> Task description:
Among the lines below, count those with "JSON". Give the total alone.

------------------------------

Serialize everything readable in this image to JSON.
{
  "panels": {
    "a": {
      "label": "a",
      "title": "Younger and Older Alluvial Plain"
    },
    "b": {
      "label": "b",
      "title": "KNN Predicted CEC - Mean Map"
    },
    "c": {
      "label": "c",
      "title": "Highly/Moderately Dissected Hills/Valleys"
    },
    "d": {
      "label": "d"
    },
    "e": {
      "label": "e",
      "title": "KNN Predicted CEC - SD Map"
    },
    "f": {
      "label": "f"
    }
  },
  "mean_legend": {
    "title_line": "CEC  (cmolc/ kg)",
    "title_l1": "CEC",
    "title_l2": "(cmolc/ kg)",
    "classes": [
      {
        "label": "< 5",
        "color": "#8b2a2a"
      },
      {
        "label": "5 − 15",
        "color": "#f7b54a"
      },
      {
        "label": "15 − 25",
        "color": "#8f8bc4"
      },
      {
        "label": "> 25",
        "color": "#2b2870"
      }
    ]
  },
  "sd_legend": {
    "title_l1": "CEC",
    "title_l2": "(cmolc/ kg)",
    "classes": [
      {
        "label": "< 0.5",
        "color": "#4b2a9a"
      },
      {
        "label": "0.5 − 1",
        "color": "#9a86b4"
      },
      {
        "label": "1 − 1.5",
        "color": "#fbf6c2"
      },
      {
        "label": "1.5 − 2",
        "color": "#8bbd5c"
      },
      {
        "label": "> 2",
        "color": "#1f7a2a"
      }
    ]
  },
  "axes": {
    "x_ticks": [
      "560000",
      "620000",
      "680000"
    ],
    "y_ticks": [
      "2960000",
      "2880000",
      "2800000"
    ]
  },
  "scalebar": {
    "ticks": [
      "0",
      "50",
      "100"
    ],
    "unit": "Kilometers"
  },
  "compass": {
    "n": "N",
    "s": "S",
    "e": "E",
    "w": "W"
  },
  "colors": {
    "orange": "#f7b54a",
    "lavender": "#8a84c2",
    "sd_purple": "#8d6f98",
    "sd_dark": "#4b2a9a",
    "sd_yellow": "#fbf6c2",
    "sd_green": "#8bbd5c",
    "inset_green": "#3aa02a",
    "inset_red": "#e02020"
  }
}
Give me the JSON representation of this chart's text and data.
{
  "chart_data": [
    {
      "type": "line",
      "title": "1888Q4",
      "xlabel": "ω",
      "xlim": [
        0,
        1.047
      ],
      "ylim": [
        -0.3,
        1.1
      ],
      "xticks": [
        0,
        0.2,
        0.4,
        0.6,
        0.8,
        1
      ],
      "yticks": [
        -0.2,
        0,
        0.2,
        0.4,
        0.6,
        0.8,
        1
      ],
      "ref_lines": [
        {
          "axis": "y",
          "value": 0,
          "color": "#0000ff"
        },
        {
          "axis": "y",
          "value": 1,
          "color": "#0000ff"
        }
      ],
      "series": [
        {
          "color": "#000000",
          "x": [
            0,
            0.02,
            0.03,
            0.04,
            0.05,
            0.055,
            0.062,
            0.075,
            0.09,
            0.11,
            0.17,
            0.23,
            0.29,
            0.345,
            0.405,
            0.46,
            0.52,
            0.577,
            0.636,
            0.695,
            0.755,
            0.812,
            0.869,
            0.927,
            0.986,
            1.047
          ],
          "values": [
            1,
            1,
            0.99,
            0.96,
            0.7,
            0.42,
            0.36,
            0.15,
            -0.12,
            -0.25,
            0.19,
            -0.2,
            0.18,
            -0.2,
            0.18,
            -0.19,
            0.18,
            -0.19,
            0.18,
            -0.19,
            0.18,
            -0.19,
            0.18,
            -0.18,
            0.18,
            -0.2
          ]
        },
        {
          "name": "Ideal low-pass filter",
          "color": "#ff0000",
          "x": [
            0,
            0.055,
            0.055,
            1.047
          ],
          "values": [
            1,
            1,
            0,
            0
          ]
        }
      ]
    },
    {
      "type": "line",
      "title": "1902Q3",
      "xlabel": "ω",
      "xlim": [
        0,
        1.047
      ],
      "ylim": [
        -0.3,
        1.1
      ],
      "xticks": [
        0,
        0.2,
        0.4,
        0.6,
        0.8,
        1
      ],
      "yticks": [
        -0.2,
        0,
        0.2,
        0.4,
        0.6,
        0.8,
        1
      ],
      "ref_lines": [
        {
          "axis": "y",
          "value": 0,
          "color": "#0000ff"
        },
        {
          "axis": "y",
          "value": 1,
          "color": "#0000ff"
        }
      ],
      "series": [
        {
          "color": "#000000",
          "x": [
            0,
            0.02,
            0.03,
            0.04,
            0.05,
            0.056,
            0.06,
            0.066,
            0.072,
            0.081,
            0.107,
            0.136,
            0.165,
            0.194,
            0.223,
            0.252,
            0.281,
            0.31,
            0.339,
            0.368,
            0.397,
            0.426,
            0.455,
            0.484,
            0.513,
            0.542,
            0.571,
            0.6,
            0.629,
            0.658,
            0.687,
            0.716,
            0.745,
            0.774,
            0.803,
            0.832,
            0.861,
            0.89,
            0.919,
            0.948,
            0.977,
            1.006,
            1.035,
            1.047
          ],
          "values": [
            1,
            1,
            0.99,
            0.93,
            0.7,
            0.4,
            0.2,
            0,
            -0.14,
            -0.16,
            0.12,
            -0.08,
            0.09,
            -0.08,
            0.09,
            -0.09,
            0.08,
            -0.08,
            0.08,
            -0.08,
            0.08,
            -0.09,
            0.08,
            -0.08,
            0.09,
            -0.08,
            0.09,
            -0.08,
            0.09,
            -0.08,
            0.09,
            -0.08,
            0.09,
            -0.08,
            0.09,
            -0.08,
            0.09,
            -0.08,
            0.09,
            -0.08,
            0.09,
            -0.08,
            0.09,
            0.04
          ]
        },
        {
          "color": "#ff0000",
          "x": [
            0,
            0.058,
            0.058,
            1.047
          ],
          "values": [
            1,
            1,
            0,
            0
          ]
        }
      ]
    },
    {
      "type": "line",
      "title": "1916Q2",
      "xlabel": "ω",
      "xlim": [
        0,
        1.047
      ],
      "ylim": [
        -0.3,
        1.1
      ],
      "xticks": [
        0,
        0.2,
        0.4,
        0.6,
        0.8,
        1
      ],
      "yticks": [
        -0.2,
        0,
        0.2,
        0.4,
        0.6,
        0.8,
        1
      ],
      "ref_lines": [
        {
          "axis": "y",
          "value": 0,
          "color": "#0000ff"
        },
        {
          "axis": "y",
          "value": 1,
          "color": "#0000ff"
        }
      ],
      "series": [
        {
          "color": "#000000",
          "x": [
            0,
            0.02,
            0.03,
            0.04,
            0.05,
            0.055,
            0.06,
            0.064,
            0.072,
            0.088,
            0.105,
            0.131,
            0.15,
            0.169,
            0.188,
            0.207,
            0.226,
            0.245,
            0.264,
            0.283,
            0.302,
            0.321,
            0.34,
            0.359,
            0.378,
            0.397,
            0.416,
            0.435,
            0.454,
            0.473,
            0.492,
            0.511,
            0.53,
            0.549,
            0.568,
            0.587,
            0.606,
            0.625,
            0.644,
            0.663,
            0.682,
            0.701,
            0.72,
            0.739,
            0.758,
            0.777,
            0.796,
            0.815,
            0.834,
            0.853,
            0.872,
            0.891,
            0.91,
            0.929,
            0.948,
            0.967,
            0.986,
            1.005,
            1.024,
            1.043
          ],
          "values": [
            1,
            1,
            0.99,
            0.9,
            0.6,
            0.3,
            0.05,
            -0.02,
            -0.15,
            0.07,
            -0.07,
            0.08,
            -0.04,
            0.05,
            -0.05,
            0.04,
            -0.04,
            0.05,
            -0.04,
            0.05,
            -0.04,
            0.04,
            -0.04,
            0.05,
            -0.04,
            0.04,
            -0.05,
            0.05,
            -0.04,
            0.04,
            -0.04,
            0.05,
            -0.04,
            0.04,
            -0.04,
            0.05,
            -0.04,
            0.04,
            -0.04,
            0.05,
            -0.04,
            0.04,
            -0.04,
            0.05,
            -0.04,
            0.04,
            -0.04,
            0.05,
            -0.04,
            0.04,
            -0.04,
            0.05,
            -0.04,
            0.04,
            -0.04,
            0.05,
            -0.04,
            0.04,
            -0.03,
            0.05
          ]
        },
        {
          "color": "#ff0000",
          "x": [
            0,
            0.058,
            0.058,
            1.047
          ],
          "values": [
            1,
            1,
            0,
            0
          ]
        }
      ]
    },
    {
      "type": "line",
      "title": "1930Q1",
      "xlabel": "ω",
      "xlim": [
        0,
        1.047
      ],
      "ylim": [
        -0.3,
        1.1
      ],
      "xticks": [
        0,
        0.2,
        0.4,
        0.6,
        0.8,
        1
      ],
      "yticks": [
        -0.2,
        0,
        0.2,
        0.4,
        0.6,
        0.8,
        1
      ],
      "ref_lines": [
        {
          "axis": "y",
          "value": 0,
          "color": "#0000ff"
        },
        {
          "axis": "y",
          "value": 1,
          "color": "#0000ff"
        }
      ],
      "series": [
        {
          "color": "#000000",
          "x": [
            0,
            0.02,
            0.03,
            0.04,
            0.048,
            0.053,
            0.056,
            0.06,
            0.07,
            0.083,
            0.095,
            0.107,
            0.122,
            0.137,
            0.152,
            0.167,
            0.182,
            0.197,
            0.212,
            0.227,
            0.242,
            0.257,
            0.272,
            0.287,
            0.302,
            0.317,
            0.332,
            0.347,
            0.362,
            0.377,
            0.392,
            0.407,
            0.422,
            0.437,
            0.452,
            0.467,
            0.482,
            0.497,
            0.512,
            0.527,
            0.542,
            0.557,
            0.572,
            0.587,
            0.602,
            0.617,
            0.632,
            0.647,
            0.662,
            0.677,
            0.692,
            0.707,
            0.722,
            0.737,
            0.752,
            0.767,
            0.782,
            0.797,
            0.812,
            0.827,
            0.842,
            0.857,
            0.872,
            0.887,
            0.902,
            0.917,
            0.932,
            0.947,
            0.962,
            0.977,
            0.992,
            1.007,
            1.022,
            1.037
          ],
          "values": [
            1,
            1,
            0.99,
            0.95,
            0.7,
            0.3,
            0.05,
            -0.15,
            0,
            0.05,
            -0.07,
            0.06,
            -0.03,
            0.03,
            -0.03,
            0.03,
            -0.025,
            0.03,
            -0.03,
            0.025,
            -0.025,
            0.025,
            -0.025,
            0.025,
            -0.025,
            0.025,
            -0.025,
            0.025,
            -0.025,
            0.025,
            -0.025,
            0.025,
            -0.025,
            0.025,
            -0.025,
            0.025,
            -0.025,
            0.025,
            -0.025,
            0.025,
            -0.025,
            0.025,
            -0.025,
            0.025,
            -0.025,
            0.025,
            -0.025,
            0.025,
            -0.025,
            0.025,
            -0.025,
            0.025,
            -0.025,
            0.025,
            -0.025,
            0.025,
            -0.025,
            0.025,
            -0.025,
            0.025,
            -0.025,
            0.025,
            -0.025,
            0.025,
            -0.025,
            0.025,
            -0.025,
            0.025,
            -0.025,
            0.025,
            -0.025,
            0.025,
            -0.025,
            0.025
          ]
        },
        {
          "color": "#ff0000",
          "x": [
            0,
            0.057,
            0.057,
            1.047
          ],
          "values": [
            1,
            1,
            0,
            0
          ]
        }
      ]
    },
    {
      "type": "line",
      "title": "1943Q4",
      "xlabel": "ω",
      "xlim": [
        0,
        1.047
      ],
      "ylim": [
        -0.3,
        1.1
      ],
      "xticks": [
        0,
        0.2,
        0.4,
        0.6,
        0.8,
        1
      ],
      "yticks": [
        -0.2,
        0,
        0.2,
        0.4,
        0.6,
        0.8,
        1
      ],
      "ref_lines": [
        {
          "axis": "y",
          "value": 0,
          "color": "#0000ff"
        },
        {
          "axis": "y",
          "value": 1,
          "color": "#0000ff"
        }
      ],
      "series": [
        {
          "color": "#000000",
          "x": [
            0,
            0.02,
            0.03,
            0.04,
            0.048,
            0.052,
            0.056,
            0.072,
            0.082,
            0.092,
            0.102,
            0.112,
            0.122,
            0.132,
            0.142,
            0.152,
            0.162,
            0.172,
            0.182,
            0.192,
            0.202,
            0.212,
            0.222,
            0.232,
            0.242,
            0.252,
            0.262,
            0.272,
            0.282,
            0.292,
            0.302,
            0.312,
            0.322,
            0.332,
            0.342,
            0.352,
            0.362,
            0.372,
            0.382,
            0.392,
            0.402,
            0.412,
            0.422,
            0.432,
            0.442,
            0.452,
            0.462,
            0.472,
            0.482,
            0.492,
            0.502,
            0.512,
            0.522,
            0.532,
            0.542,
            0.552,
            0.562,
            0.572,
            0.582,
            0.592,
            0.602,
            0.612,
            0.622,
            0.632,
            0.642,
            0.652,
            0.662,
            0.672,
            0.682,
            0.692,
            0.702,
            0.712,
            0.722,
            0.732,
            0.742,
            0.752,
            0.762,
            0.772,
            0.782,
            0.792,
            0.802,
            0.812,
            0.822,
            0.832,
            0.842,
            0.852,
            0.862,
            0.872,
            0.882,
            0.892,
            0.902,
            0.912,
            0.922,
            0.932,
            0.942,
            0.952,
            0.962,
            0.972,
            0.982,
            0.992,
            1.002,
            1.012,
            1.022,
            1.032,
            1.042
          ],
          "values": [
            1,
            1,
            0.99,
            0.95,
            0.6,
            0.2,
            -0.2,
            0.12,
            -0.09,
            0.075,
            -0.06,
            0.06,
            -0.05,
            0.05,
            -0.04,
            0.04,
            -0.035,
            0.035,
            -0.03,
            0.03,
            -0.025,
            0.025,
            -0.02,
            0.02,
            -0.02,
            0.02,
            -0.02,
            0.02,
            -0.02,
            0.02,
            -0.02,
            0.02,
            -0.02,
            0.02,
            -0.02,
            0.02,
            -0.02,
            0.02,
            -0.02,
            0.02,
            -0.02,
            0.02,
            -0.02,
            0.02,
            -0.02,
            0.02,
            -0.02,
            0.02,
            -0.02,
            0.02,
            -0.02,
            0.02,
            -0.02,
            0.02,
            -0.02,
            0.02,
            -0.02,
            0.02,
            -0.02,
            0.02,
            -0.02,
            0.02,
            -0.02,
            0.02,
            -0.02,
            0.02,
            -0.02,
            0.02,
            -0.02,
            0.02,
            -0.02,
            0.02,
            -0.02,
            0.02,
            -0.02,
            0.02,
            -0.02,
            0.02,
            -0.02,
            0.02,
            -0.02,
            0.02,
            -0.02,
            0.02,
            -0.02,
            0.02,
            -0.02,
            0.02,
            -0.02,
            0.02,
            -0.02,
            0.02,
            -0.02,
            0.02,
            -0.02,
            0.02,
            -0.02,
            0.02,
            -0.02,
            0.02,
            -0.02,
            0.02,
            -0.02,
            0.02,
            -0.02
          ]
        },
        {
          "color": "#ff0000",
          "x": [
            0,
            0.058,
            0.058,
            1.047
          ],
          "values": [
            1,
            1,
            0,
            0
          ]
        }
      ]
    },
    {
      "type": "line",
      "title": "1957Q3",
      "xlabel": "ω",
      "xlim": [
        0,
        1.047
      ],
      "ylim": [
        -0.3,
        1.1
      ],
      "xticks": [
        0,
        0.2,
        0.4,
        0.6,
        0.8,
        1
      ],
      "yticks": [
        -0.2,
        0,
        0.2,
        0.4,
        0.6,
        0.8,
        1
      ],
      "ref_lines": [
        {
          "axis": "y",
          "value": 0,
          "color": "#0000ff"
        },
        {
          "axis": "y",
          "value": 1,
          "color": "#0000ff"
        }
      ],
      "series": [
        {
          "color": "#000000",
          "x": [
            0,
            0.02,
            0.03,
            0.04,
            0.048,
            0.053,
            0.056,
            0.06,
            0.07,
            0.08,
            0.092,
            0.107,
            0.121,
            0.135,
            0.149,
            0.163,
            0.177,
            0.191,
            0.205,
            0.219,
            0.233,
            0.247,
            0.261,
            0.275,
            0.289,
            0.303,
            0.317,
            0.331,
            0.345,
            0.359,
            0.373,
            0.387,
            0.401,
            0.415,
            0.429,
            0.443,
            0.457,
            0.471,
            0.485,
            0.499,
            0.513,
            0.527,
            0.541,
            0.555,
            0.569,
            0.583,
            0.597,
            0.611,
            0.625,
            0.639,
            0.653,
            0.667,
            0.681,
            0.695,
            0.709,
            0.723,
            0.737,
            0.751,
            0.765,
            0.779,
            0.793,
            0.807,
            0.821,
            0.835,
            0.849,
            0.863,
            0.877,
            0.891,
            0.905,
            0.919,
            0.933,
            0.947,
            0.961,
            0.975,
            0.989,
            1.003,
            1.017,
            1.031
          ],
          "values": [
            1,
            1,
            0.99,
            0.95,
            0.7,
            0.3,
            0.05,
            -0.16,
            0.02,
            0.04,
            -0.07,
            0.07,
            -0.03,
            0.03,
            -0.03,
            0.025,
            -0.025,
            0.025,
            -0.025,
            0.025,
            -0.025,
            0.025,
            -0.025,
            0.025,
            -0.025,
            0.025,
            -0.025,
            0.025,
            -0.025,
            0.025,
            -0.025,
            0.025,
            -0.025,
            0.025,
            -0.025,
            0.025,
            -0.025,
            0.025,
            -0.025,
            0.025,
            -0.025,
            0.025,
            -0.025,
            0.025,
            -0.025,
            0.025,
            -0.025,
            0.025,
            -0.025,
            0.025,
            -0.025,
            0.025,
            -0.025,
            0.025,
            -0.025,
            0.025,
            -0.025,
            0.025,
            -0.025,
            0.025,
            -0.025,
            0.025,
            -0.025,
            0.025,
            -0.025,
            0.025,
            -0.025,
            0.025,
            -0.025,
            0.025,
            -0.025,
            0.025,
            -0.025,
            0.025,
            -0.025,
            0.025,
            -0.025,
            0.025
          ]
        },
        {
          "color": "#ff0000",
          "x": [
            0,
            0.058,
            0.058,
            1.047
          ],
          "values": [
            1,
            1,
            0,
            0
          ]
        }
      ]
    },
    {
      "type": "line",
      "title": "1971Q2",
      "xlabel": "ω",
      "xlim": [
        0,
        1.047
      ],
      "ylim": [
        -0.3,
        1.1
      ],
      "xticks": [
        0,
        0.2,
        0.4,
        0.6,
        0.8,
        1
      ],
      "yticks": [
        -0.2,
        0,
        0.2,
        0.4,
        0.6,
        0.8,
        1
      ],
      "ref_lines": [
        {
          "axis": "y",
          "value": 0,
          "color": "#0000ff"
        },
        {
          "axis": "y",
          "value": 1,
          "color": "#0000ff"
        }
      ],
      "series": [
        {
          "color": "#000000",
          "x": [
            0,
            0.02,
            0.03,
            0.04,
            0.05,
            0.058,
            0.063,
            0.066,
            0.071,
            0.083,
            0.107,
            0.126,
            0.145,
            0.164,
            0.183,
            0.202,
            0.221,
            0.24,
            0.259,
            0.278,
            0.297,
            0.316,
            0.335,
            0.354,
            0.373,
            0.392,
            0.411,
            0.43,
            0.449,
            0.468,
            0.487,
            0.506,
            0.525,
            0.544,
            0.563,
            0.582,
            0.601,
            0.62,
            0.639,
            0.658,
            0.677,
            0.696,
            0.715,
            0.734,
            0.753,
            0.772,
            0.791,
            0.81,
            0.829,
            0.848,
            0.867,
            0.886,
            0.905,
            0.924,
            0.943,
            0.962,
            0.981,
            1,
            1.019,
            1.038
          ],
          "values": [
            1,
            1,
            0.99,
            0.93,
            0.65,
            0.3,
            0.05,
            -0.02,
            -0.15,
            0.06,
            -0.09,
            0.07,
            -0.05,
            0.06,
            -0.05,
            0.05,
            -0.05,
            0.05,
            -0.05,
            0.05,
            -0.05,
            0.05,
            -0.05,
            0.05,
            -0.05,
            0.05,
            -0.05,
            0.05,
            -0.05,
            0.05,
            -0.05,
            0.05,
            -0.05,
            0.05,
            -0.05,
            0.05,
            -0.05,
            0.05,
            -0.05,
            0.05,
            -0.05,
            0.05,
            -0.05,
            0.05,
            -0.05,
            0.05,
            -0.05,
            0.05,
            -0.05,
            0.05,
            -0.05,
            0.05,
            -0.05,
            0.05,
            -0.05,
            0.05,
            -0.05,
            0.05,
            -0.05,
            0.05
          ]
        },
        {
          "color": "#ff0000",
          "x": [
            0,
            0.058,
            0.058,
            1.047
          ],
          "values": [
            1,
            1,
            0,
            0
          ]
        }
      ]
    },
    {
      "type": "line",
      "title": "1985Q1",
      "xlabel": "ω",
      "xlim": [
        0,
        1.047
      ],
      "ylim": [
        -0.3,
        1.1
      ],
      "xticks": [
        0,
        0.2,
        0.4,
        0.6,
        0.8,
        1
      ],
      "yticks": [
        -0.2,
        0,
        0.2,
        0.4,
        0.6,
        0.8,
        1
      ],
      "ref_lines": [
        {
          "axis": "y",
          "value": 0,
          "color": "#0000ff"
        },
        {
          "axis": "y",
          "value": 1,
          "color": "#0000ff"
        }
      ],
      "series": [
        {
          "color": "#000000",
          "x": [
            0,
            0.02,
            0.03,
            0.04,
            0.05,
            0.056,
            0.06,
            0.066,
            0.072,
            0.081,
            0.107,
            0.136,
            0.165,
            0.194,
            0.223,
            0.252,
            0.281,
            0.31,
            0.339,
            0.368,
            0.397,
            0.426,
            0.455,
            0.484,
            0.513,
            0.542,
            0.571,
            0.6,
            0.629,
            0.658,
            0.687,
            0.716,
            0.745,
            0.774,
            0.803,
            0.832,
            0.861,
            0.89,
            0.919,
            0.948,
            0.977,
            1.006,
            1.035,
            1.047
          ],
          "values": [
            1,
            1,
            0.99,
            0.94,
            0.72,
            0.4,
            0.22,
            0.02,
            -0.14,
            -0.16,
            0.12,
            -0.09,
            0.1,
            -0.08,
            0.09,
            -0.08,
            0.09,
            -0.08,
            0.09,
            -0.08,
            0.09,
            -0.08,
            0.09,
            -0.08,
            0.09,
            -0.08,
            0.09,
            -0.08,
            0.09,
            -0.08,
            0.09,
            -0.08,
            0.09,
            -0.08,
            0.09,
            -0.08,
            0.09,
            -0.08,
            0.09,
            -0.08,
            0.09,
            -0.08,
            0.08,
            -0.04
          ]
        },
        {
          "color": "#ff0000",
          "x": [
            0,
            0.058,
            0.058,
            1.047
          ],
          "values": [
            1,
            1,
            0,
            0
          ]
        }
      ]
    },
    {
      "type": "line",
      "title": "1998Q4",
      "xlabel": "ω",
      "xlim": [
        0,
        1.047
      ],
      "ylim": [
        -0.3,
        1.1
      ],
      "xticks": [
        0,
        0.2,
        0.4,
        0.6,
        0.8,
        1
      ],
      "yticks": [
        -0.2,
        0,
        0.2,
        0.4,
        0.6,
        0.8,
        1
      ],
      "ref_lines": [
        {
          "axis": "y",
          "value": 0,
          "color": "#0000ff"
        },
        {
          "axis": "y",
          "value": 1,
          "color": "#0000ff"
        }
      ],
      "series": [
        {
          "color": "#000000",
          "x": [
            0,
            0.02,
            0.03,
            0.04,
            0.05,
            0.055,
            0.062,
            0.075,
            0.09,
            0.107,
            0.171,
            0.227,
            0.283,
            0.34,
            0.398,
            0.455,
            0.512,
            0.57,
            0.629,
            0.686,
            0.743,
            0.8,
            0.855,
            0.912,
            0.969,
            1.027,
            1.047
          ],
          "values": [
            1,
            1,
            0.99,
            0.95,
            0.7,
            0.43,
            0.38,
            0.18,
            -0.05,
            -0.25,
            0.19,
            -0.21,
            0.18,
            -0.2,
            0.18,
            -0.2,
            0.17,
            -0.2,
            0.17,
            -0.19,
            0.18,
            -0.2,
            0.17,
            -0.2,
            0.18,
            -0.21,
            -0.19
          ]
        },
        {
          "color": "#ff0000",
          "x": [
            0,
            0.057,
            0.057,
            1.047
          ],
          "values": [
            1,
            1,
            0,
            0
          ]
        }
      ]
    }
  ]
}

------------------------------

> Response to the exercise:
2